▶ [Task requirements]:
a) According to the profile of Yi Chen, why did Chen have time to branch out and explore more of what Duke had to offer? Answer in one to three sentences.
b) Transcribe the part of the Yi Chen profile that opens with the words containing "In the Western" and closes with "had to offer.".
c) Pick up the profile of Yi Chen after its final sentence and continue the text.

Yi Chen: Embracing New Challenges

5/3 Pratt School of Engineering

Pratt Fellow Yi Chen switched his major from music to engineering; his research project seeks to squeeze more energy from batteries

Yi Chen at his piano
Yi Chen: Embracing New Challenges

Major: Electrical and Computer Engineering/Computer Science (Minor: Music)
Advisor: Stefan Goetz
Pratt Research Fellow Project: Novel Drive Train for Electric Vehicles

Yi Chen ’22 has studied the piano since the age of five and even entered Duke as a prospective music major, concentrating on composition and theory

“I had the thought that I was going to study music and neuroscience, actually,” said Chen. “Music is one of the best examples of applied neuroscience, in the sense that it’s all about the creation and release of tension.”

In the Western harmonic system, explained Chen, a specific progression always creates the same expectation in the listener. “Classical composers’ music is so popular because they are very good at creating those expectations with their harmonies—and then either fulfilling it or not fulfilling it, depending on what their goal is,” he said.

Chen quickly progressed toward a music major, finishing most of the required coursework by the end of his second year. He found he had enough time left at Duke to be able to branch out and explore more of what the university had to offer.

“I’ve always been interested in tech stuff,” said Chen. “I was looking at courses I could take, and I thought, ‘You know, I really want to add computer science to the mix.’ So, that’s what I did first, and after a few months, I realized I was having a lot of fun. But software alone didn’t feel like quite enough for me.”

Page segmentation data:
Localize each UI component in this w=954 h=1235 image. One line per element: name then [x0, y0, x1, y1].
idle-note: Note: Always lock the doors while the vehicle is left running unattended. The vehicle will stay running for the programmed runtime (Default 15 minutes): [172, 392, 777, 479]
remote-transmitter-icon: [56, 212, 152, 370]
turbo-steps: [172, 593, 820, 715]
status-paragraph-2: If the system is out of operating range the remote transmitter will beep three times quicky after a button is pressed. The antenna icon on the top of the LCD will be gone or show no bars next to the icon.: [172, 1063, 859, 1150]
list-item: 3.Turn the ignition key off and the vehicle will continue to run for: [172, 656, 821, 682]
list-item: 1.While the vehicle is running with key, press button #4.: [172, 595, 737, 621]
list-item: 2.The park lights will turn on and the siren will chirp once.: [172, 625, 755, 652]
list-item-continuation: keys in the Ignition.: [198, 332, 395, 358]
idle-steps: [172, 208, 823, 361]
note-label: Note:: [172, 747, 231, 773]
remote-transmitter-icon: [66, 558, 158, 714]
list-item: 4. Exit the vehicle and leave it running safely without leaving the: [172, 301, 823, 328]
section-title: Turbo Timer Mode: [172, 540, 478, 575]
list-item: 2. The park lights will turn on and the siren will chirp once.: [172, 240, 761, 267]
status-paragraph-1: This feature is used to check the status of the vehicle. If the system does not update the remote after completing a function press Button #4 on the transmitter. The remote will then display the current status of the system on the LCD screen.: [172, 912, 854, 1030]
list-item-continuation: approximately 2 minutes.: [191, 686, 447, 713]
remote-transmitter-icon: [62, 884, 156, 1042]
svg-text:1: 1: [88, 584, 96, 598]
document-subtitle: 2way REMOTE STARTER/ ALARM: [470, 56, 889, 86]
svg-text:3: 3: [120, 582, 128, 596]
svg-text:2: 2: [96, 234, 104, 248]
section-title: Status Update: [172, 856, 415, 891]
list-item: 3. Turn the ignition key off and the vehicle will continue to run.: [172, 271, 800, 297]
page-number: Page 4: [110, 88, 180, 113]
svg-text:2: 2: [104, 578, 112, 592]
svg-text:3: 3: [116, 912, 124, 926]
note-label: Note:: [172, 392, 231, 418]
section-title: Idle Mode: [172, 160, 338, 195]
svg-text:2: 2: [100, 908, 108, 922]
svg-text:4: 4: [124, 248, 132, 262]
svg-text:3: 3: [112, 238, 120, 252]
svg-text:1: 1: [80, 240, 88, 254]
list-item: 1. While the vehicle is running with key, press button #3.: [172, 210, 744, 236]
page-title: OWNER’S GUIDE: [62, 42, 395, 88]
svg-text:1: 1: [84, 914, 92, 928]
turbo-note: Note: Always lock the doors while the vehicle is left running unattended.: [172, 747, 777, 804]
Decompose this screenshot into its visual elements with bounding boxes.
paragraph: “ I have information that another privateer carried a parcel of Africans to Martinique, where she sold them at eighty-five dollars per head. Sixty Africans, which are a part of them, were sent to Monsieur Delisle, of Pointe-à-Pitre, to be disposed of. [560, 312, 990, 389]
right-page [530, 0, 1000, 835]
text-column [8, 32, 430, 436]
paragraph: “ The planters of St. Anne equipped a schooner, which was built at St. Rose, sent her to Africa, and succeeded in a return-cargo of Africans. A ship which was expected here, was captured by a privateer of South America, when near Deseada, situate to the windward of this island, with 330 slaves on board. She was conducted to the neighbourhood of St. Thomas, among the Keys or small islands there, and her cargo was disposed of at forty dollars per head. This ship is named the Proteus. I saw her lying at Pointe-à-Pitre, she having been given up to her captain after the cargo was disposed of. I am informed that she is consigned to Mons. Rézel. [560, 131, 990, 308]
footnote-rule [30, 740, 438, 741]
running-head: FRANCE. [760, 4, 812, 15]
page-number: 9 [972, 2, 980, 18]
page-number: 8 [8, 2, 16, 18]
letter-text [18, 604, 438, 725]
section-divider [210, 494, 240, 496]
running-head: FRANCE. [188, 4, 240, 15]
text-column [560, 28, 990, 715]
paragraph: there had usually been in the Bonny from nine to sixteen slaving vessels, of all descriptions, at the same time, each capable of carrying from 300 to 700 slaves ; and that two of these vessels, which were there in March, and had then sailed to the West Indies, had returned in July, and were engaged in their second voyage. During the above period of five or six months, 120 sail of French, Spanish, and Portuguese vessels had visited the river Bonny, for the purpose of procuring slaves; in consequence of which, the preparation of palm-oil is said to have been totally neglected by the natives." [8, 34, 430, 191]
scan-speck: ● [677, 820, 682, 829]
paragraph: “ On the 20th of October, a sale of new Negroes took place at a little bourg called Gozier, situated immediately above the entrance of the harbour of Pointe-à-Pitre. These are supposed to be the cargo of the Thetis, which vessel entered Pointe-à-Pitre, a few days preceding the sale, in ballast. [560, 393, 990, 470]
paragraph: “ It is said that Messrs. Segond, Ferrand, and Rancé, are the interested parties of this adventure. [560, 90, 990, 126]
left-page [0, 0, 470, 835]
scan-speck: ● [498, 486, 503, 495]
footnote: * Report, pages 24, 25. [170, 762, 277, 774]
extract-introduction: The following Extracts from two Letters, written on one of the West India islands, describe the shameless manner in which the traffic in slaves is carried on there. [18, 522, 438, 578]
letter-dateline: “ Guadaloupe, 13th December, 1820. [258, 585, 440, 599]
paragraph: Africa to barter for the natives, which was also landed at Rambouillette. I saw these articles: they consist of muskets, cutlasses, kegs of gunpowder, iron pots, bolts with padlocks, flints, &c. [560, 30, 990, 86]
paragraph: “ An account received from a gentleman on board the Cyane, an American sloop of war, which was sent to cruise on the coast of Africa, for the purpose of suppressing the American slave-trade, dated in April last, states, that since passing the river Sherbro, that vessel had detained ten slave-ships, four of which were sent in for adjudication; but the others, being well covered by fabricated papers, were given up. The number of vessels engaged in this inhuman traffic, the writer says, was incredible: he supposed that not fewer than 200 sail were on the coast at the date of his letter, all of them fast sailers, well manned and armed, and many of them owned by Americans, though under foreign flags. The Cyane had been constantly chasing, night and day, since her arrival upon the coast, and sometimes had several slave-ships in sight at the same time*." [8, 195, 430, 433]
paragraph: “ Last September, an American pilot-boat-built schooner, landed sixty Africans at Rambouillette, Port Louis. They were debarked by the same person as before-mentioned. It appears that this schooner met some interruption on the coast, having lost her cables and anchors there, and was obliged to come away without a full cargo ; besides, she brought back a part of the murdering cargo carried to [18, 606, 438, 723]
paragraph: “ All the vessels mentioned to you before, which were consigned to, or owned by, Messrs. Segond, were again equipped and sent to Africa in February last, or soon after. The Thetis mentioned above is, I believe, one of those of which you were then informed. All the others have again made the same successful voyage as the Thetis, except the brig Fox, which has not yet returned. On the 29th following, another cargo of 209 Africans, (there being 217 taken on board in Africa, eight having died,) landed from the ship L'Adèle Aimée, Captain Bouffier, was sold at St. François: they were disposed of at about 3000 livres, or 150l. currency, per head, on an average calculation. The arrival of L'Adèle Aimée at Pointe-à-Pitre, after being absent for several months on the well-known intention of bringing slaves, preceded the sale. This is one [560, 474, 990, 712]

▶ [Solved tasks]:
a) Chen had finished most of the required music coursework by the end of his second year. That left him enough time at Duke to explore other areas.

b)
In the Western harmonic system, explained Chen, a specific progression always creates the same expectation in the listener. “Classical composers’ music is so popular because they are very good at creating those expectations with their harmonies—and then either fulfilling it or not fulfilling it, depending on what their goal is,” he said.

Chen quickly progressed toward a music major, finishing most of the required coursework by the end of his second year. He found he had enough time left at Duke to be able to branch out and explore more of what the university had to offer.

c)
Chen took his first class in the Department of Electrical & Computer Engineering (ECE), and soon he stepped off the academic path he had chosen. He declared a double major in Computer Science (CS) and ECE, minoring in music.

As a Pratt Research Fellow, Chen worked in the lab of Stefan Goetz, an assistant professor of psychiatry and behavioral sciences, neurosurgery, and ECE. Goetz is part of Duke’s Brain Simulation Electronics Lab, which focuses on electronics powered by brain stimulation—an intersection that fits well with Chen’s interest in engineering and neurosciences. Under Goetz’s supervision, Chen has been working to further the development of a new kind of drive train for electric vehicles.

“It’s a new way of managing battery power, but it doesn’t rely on new chemistry or anything like that,” explained Chen. “It’s a purely software-based way of managing a battery pack.”

A traditional battery pack has hardwired connections between battery terminals, and voltage is always high. But the multi-level, modularized series-parallel converter, or MMSPC, replaces physical connections between the batteries with wave-producing transistors that can be switched on and off, sending an adjustable alternating-current (AC) signal directly to the motor.

The MMSPC allows the team to rewire all the cells in a battery pack depending on the level of voltage they want to send. They can even choose to route around single battery cells if it’s a more effective strategy. For engineers working on squeezing the highest range out of electric vehicles between charges, it’s a particularly useful concept.

“The amount of range you get from a battery pack is limited by its least effective cell,” explained Chen. “Once one of the cells drops to a certain voltage, you can’t use the battery anymore without charging the entire pack. A system like ours is very beneficial because if one cell’s voltage dips significantly lower than the others, you could just route around it while still tapping into all the other cells.”

Chen has also been working to distribute and balance charge across all the cells, to prevent voltage from dropping in the first place.

“Balancing the cells solves a fundamental problem of batteries right now,” said Goetz. “No two battery cells in a pack have exactly the same properties—there’s always one that is far worse than the others, that limits overall performance.”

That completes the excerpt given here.